*YOUR TASK*: Would you retype all of these records exactly?

*GIVEN RECORDS*:
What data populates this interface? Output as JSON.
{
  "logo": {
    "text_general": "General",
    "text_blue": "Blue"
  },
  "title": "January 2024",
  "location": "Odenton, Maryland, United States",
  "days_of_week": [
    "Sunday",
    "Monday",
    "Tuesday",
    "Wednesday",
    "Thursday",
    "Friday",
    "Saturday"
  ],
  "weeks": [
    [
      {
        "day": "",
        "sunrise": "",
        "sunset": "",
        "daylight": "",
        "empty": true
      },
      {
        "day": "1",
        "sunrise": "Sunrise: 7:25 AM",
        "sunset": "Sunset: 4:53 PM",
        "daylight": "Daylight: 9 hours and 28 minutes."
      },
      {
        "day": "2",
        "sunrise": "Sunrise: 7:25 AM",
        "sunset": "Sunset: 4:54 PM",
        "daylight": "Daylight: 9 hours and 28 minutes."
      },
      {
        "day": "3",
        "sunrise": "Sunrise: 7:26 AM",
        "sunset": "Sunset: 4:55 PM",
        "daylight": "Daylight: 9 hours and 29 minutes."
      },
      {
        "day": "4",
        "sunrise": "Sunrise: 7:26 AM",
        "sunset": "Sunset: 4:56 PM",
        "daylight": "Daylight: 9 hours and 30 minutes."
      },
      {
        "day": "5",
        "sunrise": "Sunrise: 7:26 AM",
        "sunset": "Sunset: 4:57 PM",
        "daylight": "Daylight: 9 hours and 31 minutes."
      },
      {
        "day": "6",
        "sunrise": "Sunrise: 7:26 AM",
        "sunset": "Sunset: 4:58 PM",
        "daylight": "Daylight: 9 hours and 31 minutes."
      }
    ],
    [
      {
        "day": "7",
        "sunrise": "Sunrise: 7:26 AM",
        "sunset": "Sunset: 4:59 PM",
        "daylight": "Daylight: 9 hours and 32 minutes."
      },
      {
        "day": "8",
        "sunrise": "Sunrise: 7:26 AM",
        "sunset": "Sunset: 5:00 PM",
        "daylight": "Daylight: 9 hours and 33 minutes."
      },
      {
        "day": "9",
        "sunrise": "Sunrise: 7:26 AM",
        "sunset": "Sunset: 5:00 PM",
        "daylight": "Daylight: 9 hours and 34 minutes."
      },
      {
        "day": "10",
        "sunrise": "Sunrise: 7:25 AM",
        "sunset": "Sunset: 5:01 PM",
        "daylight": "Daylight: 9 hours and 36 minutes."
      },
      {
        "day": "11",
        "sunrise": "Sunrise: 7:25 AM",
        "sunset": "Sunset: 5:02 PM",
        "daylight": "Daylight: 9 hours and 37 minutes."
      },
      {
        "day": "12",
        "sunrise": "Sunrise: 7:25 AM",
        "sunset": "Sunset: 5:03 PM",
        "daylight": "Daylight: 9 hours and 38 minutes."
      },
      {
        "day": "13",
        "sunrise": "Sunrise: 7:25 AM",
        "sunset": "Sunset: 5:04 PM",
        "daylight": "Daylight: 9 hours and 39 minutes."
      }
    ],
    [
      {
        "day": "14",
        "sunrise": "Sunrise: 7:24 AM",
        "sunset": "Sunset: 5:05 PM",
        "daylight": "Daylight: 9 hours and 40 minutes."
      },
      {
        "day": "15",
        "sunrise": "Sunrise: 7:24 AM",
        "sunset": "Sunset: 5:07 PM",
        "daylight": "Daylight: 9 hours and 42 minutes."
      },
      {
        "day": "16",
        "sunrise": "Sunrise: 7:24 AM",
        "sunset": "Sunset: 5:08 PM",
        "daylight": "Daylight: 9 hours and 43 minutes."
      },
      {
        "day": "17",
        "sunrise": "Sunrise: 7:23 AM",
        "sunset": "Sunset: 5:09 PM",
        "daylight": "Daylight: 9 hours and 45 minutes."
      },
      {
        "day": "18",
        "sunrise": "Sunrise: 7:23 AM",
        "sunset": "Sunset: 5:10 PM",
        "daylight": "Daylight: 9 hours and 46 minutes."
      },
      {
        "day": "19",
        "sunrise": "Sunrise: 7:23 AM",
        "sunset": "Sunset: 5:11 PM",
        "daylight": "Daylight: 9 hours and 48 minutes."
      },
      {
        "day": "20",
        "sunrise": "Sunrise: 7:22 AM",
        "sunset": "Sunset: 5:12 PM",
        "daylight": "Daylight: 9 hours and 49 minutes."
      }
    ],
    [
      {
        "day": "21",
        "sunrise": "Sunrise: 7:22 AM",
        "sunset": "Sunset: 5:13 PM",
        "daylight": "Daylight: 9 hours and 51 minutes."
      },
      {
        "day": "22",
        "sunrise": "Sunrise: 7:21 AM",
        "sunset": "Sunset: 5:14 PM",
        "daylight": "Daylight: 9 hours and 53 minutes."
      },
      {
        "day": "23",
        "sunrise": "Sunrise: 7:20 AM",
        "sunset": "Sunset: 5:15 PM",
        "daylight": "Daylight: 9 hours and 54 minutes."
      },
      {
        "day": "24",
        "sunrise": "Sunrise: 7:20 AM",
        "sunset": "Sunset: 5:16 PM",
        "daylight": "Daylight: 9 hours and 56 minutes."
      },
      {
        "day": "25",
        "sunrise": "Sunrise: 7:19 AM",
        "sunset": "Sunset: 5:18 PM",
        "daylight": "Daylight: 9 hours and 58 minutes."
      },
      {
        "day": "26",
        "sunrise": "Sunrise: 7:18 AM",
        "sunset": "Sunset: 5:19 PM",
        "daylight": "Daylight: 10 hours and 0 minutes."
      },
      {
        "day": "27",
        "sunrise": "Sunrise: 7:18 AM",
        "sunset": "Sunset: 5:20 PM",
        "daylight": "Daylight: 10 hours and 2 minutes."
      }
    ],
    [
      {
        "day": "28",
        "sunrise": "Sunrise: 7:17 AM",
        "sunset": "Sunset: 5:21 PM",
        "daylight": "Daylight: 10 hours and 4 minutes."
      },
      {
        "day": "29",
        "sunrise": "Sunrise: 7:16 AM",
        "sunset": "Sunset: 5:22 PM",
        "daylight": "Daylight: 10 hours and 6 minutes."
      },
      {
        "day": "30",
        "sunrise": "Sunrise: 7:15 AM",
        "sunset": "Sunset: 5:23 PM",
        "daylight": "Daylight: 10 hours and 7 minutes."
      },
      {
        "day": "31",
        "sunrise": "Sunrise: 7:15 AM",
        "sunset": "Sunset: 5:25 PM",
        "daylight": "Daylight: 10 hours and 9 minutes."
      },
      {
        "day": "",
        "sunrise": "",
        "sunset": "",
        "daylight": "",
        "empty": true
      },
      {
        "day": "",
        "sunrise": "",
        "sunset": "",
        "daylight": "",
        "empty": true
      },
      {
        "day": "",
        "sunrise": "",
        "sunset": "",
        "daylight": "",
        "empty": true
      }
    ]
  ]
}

*OUTPUT OF THE TASK*:
What data populates this interface? Output as JSON.
{
  "logo": {
    "text_general": "General",
    "text_blue": "Blue"
  },
  "title": "January 2024",
  "location": "Odenton, Maryland, United States",
  "days_of_week": [
    "Sunday",
    "Monday",
    "Tuesday",
    "Wednesday",
    "Thursday",
    "Friday",
    "Saturday"
  ],
  "weeks": [
    [
      {
        "day": "",
        "sunrise": "",
        "sunset": "",
        "daylight": "",
        "empty": true
      },
      {
        "day": "1",
        "sunrise": "Sunrise: 7:25 AM",
        "sunset": "Sunset: 4:53 PM",
        "daylight": "Daylight: 9 hours and 28 minutes."
      },
      {
        "day": "2",
        "sunrise": "Sunrise: 7:25 AM",
        "sunset": "Sunset: 4:54 PM",
        "daylight": "Daylight: 9 hours and 28 minutes."
      },
      {
        "day": "3",
        "sunrise": "Sunrise: 7:26 AM",
        "sunset": "Sunset: 4:55 PM",
        "daylight": "Daylight: 9 hours and 29 minutes."
      },
      {
        "day": "4",
        "sunrise": "Sunrise: 7:26 AM",
        "sunset": "Sunset: 4:56 PM",
        "daylight": "Daylight: 9 hours and 30 minutes."
      },
      {
        "day": "5",
        "sunrise": "Sunrise: 7:26 AM",
        "sunset": "Sunset: 4:57 PM",
        "daylight": "Daylight: 9 hours and 31 minutes."
      },
      {
        "day": "6",
        "sunrise": "Sunrise: 7:26 AM",
        "sunset": "Sunset: 4:58 PM",
        "daylight": "Daylight: 9 hours and 31 minutes."
      }
    ],
    [
      {
        "day": "7",
        "sunrise": "Sunrise: 7:26 AM",
        "sunset": "Sunset: 4:59 PM",
        "daylight": "Daylight: 9 hours and 32 minutes."
      },
      {
        "day": "8",
        "sunrise": "Sunrise: 7:26 AM",
        "sunset": "Sunset: 5:00 PM",
        "daylight": "Daylight: 9 hours and 33 minutes."
      },
      {
        "day": "9",
        "sunrise": "Sunrise: 7:26 AM",
        "sunset": "Sunset: 5:00 PM",
        "daylight": "Daylight: 9 hours and 34 minutes."
      },
      {
        "day": "10",
        "sunrise": "Sunrise: 7:25 AM",
        "sunset": "Sunset: 5:01 PM",
        "daylight": "Daylight: 9 hours and 36 minutes."
      },
      {
        "day": "11",
        "sunrise": "Sunrise: 7:25 AM",
        "sunset": "Sunset: 5:02 PM",
        "daylight": "Daylight: 9 hours and 37 minutes."
      },
      {
        "day": "12",
        "sunrise": "Sunrise: 7:25 AM",
        "sunset": "Sunset: 5:03 PM",
        "daylight": "Daylight: 9 hours and 38 minutes."
      },
      {
        "day": "13",
        "sunrise": "Sunrise: 7:25 AM",
        "sunset": "Sunset: 5:04 PM",
        "daylight": "Daylight: 9 hours and 39 minutes."
      }
    ],
    [
      {
        "day": "14",
        "sunrise": "Sunrise: 7:24 AM",
        "sunset": "Sunset: 5:05 PM",
        "daylight": "Daylight: 9 hours and 40 minutes."
      },
      {
        "day": "15",
        "sunrise": "Sunrise: 7:24 AM",
        "sunset": "Sunset: 5:07 PM",
        "daylight": "Daylight: 9 hours and 42 minutes."
      },
      {
        "day": "16",
        "sunrise": "Sunrise: 7:24 AM",
        "sunset": "Sunset: 5:08 PM",
        "daylight": "Daylight: 9 hours and 43 minutes."
      },
      {
        "day": "17",
        "sunrise": "Sunrise: 7:23 AM",
        "sunset": "Sunset: 5:09 PM",
        "daylight": "Daylight: 9 hours and 45 minutes."
      },
      {
        "day": "18",
        "sunrise": "Sunrise: 7:23 AM",
        "sunset": "Sunset: 5:10 PM",
        "daylight": "Daylight: 9 hours and 46 minutes."
      },
      {
        "day": "19",
        "sunrise": "Sunrise: 7:23 AM",
        "sunset": "Sunset: 5:11 PM",
        "daylight": "Daylight: 9 hours and 48 minutes."
      },
      {
        "day": "20",
        "sunrise": "Sunrise: 7:22 AM",
        "sunset": "Sunset: 5:12 PM",
        "daylight": "Daylight: 9 hours and 49 minutes."
      }
    ],
    [
      {
        "day": "21",
        "sunrise": "Sunrise: 7:22 AM",
        "sunset": "Sunset: 5:13 PM",
        "daylight": "Daylight: 9 hours and 51 minutes."
      },
      {
        "day": "22",
        "sunrise": "Sunrise: 7:21 AM",
        "sunset": "Sunset: 5:14 PM",
        "daylight": "Daylight: 9 hours and 53 minutes."
      },
      {
        "day": "23",
        "sunrise": "Sunrise: 7:20 AM",
        "sunset": "Sunset: 5:15 PM",
        "daylight": "Daylight: 9 hours and 54 minutes."
      },
      {
        "day": "24",
        "sunrise": "Sunrise: 7:20 AM",
        "sunset": "Sunset: 5:16 PM",
        "daylight": "Daylight: 9 hours and 56 minutes."
      },
      {
        "day": "25",
        "sunrise": "Sunrise: 7:19 AM",
        "sunset": "Sunset: 5:18 PM",
        "daylight": "Daylight: 9 hours and 58 minutes."
      },
      {
        "day": "26",
        "sunrise": "Sunrise: 7:18 AM",
        "sunset": "Sunset: 5:19 PM",
        "daylight": "Daylight: 10 hours and 0 minutes."
      },
      {
        "day": "27",
        "sunrise": "Sunrise: 7:18 AM",
        "sunset": "Sunset: 5:20 PM",
        "daylight": "Daylight: 10 hours and 2 minutes."
      }
    ],
    [
      {
        "day": "28",
        "sunrise": "Sunrise: 7:17 AM",
        "sunset": "Sunset: 5:21 PM",
        "daylight": "Daylight: 10 hours and 4 minutes."
      },
      {
        "day": "29",
        "sunrise": "Sunrise: 7:16 AM",
        "sunset": "Sunset: 5:22 PM",
        "daylight": "Daylight: 10 hours and 6 minutes."
      },
      {
        "day": "30",
        "sunrise": "Sunrise: 7:15 AM",
        "sunset": "Sunset: 5:23 PM",
        "daylight": "Daylight: 10 hours and 7 minutes."
      },
      {
        "day": "31",
        "sunrise": "Sunrise: 7:15 AM",
        "sunset": "Sunset: 5:25 PM",
        "daylight": "Daylight: 10 hours and 9 minutes."
      },
      {
        "day": "",
        "sunrise": "",
        "sunset": "",
        "daylight": "",
        "empty": true
      },
      {
        "day": "",
        "sunrise": "",
        "sunset": "",
        "daylight": "",
        "empty": true
      },
      {
        "day": "",
        "sunrise": "",
        "sunset": "",
        "daylight": "",
        "empty": true
      }
    ]
  ]
}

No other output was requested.